- TASK INSTRUCTIONS
1. Reproduce the part of the instrument rating diary introduction that begins at the words "Introduction" and stops after the words "in the end...).".
2. List every remark that the instrument rating diary introduction places inside parentheses.
3. Pick up the instrument rating diary introduction after its last sentence and continue writing it.

— start of PASSAGE GIVEN —

Introduction

Instrument Panel, Cessna 172I originally learned to fly small single-engined airplanes in California during 1999, and documented the experience elsewhere in my Learning To Fly Diary. I'd always meant to continue on to do my instrument rating (so I could fly when the weather was too poor to fly by visual reference alone), but I kept putting it off (doing things like learning to do aerobatics and fly taildraggers instead).

Sometime early 2004, however, I finally decided to commit to getting my US instrument rating part-time while also trying to keep a business going and struggling to pay the rent (etc.). This diary documents what happened, and, like the earlier diary, is a sequential series of entries that were written as it all happened (and when I didn't know from week to week what I'd be doing, or whether I'd actually get the rating in the end...).

— end of PASSAGE GIVEN —
— start of RECORDS PROVIDED —

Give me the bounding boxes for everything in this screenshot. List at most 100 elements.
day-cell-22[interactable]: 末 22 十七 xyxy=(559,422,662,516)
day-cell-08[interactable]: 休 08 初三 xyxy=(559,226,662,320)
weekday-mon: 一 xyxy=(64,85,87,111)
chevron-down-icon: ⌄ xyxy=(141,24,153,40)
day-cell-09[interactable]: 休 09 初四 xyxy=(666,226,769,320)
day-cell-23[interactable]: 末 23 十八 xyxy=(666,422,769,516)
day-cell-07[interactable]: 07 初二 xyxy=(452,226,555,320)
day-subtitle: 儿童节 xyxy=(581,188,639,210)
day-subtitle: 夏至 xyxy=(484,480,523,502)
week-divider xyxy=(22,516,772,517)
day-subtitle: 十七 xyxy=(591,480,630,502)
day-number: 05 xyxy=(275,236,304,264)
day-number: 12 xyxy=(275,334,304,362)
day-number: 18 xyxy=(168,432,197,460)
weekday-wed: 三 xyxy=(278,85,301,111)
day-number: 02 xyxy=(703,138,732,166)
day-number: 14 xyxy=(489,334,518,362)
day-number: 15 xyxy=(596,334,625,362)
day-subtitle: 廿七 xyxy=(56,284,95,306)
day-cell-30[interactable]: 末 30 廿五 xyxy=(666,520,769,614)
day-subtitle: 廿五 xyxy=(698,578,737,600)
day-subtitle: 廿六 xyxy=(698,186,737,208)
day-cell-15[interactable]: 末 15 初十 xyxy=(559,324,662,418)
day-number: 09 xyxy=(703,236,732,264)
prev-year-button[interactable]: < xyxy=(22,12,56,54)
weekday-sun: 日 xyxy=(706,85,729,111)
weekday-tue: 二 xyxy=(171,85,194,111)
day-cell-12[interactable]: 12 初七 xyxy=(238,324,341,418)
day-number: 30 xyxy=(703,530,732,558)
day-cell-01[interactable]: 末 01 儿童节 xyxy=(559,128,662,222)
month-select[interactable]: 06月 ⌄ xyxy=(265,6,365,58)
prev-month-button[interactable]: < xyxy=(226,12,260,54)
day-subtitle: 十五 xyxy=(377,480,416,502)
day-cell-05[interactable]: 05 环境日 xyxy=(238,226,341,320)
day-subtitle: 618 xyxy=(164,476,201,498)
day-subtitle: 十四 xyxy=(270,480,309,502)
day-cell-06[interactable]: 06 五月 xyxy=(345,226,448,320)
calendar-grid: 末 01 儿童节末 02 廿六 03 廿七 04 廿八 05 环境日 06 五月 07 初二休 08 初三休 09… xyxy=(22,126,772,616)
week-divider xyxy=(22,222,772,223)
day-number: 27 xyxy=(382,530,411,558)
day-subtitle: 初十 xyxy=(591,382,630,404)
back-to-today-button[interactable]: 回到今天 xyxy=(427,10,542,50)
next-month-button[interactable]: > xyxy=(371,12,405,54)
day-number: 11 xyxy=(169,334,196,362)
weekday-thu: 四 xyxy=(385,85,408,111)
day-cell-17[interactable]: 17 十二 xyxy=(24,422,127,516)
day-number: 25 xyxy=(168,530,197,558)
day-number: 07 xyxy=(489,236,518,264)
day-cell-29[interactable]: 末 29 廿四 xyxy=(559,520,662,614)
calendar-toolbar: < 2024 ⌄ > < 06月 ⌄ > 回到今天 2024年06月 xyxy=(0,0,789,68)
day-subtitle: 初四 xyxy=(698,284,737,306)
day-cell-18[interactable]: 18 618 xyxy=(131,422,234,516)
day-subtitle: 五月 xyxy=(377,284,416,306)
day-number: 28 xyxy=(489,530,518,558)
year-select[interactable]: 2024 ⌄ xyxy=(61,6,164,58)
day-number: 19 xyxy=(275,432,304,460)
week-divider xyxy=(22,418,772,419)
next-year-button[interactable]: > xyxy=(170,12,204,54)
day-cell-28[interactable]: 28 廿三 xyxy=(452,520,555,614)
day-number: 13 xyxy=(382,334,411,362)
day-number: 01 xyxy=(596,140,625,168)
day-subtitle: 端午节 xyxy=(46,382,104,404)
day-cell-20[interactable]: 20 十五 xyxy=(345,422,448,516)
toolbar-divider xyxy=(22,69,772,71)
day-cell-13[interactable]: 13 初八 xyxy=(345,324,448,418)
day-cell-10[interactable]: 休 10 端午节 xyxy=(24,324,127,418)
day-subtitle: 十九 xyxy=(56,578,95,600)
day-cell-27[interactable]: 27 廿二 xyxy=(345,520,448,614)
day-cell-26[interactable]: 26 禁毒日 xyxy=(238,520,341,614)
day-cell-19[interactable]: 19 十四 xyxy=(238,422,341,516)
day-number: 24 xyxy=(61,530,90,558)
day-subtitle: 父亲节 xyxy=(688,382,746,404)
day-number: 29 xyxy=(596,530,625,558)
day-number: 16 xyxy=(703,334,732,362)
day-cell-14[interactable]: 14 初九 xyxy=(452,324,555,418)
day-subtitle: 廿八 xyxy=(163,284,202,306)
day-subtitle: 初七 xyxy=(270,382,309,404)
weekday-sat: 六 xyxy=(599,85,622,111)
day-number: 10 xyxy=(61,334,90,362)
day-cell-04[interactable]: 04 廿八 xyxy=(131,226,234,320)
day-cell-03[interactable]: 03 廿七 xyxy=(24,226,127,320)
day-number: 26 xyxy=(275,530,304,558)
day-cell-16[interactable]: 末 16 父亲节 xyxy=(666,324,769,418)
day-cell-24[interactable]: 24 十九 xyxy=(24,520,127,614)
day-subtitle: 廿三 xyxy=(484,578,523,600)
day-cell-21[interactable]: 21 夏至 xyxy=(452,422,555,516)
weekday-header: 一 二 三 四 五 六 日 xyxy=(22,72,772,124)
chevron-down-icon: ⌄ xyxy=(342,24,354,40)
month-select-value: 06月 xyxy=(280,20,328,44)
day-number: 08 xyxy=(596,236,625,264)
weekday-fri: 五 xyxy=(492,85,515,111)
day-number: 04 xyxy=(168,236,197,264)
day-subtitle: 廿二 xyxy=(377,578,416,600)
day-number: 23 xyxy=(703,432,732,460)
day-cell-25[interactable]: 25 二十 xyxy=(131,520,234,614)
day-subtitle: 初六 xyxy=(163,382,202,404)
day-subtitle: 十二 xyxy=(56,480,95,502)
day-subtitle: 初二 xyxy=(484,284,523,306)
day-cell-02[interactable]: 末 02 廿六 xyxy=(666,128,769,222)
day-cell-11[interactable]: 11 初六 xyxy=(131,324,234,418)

— end of RECORDS PROVIDED —

- ANSWER LIST
1.
Introduction

Instrument Panel, Cessna 172I originally learned to fly small single-engined airplanes in California during 1999, and documented the experience elsewhere in my Learning To Fly Diary. I'd always meant to continue on to do my instrument rating (so I could fly when the weather was too poor to fly by visual reference alone), but I kept putting it off (doing things like learning to do aerobatics and fly taildraggers instead).

Sometime early 2004, however, I finally decided to commit to getting my US instrument rating part-time while also trying to keep a business going and struggling to pay the rent (etc.). This diary documents what happened, and, like the earlier diary, is a sequential series of entries that were written as it all happened (and when I didn't know from week to week what I'd be doing, or whether I'd actually get the rating in the end...).

2.
- so I could fly when the weather was too poor to fly by visual reference alone
- doing things like learning to do aerobatics and fly taildraggers instead
- etc.
- and when I didn't know from week to week what I'd be doing, or whether I'd actually get the rating in the end...

3.
Unlike the earlier diary, though, this one was originally written as part of a more general GA blog -- Yankee Alpha Foxtrot Bravo (YAFB) -- and the blog organisation, where the latest entries are the first things you read, makes it difficult to follow the story if you haven't been reading along from the beginning. Additionally, the blog's continued on well past the point at which my instrument training ended, and the training stuff tended to get lost in the noise. So after some procrastination I've made a version of it that's a lot easier to read along with from scratch (you can also read the original blog form at YAFB, of course, if you're interested).

The diary also includes some stuff -- like aerobatics -- that isn't directly relevant to instrument training, but since it was all happening to me at the same time as the instrument rating, I've left it in. I've also removed blog comments, etc., but you can find them still on the original blog postings. I originally included a seperate notes page with the blog entries, but I've removed that as it ended up being too difficult to keep maintained. I guess I'm expecting my readers to understand at least the basics of GA flying here -- and in any case, the notes may appear again when I get the time to edit them and the diary properly.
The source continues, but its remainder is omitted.